Single out the lines that include the word "data". Copy them.

┄┄┄┄┄┄┄┄┄┄┄┄┄┄┄┄┄┄┄┄

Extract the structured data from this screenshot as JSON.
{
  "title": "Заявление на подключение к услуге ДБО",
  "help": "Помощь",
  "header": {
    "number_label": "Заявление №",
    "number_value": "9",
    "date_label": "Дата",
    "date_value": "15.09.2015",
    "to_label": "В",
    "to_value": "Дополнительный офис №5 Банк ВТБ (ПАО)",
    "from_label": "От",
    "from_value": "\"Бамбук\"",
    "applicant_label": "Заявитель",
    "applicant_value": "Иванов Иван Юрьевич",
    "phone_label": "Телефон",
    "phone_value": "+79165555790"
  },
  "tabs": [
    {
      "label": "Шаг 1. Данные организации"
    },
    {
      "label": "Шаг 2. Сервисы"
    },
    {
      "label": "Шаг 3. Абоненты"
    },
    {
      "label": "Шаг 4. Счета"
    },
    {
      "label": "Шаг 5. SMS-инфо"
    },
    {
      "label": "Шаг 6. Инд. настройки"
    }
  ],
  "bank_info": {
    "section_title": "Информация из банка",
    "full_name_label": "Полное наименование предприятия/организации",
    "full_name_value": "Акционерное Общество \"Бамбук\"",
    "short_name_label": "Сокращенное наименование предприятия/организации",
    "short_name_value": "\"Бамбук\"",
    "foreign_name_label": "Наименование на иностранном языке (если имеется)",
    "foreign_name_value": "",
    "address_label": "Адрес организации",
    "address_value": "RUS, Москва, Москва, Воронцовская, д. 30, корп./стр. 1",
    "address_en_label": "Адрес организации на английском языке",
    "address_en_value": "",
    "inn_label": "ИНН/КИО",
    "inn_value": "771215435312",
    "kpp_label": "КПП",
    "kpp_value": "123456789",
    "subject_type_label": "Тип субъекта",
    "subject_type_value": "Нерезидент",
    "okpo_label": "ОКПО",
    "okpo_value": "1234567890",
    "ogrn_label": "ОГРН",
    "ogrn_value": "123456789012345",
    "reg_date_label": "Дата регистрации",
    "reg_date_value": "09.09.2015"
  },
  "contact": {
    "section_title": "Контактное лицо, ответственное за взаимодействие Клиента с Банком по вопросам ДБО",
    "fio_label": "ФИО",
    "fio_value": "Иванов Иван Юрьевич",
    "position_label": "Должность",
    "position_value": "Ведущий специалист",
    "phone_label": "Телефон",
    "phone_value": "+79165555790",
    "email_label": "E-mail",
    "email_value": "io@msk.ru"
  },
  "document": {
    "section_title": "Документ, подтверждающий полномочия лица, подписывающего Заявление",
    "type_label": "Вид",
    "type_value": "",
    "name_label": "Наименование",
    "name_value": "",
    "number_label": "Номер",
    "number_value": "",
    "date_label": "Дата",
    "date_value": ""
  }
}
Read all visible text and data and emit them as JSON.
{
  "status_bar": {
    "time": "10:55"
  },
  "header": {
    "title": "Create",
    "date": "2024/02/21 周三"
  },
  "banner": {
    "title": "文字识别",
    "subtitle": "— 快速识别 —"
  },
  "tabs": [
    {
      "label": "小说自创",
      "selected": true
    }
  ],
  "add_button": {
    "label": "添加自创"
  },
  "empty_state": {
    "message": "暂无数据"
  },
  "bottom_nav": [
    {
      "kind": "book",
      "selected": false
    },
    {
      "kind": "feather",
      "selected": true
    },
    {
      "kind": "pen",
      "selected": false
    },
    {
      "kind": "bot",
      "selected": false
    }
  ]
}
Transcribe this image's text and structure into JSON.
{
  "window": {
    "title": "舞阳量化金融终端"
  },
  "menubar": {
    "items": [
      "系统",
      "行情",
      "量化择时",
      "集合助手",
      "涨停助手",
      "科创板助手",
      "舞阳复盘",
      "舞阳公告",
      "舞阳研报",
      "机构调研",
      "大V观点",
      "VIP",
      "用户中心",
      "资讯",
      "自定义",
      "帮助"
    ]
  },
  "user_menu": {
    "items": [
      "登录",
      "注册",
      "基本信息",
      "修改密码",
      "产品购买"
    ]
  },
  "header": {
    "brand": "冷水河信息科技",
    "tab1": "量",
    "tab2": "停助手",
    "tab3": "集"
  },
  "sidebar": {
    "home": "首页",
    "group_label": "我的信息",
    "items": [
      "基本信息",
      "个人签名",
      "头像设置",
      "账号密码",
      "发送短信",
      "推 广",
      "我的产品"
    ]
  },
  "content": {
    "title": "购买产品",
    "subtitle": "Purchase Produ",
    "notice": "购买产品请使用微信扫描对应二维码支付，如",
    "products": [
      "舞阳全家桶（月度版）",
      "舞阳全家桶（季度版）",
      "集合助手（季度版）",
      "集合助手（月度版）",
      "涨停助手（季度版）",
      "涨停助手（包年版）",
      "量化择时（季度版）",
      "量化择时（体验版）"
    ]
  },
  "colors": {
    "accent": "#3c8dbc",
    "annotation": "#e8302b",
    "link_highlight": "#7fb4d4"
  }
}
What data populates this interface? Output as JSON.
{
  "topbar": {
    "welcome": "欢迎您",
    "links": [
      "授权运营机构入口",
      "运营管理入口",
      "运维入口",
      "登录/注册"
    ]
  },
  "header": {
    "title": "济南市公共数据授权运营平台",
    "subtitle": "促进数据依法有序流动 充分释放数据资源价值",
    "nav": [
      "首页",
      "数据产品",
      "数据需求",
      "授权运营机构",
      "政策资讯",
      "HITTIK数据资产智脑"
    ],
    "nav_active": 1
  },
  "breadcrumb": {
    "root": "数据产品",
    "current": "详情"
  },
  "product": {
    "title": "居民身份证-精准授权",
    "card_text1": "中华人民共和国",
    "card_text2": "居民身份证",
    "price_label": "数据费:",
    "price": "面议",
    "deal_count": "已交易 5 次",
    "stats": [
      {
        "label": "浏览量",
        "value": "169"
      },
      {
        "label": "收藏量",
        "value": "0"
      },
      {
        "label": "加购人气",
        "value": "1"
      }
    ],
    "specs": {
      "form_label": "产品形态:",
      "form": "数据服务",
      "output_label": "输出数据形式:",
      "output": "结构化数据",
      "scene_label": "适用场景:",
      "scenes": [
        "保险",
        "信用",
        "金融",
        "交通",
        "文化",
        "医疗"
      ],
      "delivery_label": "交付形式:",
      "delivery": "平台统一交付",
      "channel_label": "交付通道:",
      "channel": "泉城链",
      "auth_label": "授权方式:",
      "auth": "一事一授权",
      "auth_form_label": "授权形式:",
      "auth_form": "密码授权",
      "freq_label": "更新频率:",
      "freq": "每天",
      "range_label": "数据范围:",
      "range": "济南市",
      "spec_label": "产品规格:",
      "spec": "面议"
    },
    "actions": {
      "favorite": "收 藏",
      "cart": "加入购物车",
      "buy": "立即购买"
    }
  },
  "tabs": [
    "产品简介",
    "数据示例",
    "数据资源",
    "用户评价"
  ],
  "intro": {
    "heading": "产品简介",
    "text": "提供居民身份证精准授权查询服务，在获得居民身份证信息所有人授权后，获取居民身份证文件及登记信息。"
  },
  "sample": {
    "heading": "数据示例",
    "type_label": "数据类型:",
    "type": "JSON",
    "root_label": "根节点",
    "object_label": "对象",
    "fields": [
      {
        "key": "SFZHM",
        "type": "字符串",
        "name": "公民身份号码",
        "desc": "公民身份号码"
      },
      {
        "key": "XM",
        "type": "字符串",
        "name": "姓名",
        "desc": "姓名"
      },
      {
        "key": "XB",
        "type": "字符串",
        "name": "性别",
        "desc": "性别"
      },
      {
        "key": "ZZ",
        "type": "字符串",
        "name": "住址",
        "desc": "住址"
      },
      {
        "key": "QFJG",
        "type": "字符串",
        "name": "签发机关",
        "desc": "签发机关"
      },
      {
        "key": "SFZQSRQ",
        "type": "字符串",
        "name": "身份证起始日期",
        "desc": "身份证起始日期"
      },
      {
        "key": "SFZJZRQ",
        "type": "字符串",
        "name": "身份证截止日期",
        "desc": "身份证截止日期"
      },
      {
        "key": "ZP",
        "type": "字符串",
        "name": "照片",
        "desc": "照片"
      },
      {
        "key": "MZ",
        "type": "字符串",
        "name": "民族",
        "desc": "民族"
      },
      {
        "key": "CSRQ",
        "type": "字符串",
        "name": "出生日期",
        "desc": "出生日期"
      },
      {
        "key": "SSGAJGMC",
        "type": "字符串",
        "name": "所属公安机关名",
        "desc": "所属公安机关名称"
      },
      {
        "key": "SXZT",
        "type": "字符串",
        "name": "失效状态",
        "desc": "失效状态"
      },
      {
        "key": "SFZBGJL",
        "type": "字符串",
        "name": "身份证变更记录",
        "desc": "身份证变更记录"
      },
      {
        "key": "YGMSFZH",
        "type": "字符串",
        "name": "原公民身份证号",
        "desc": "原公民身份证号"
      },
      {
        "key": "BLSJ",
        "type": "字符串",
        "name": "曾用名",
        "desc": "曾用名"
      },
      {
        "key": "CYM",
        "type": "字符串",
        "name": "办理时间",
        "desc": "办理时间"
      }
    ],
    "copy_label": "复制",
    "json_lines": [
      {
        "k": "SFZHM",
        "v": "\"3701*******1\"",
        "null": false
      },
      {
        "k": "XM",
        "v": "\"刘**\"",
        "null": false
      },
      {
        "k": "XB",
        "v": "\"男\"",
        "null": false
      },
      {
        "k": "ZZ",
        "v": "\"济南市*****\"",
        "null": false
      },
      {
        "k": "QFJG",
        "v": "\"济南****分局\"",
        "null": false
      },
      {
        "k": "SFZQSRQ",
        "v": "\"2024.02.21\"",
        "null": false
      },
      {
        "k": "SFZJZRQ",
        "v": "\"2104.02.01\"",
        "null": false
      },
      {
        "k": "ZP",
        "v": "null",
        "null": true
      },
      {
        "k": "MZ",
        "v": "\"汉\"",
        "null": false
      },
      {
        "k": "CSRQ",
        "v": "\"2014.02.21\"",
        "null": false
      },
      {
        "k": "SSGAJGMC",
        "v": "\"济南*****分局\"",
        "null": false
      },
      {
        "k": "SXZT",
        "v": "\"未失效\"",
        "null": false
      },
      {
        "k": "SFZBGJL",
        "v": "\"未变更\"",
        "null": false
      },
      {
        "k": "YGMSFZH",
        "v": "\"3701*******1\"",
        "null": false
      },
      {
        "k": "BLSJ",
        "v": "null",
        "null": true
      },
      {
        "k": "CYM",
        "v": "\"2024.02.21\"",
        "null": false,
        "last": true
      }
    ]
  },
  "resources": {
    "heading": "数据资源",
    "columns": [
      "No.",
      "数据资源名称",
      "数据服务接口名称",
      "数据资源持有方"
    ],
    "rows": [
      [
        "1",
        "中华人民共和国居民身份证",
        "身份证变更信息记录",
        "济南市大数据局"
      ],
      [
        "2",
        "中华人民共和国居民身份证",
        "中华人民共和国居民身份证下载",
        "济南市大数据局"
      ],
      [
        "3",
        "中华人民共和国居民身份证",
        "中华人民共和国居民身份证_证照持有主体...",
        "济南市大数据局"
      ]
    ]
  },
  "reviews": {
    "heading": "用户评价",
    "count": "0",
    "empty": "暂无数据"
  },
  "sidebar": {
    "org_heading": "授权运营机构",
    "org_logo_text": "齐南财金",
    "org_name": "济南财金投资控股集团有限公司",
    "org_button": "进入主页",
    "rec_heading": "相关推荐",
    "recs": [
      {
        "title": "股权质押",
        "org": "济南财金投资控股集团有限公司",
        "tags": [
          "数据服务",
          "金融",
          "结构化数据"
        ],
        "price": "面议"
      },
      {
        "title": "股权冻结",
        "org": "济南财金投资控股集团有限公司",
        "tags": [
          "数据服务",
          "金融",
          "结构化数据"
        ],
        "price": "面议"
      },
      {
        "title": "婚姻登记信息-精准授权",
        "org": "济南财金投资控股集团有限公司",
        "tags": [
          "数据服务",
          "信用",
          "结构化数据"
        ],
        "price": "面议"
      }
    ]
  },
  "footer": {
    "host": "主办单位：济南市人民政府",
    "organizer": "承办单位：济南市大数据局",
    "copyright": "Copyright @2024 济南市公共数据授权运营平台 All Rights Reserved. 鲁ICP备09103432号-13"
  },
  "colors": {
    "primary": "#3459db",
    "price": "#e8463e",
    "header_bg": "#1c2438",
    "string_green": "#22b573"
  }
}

┄┄┄┄┄┄┄┄┄┄┄┄┄┄┄┄┄┄┄┄

#### Written response
Extract the structured data from this screenshot as JSON.
Read all visible text and data and emit them as JSON.
What data populates this interface? Output as JSON.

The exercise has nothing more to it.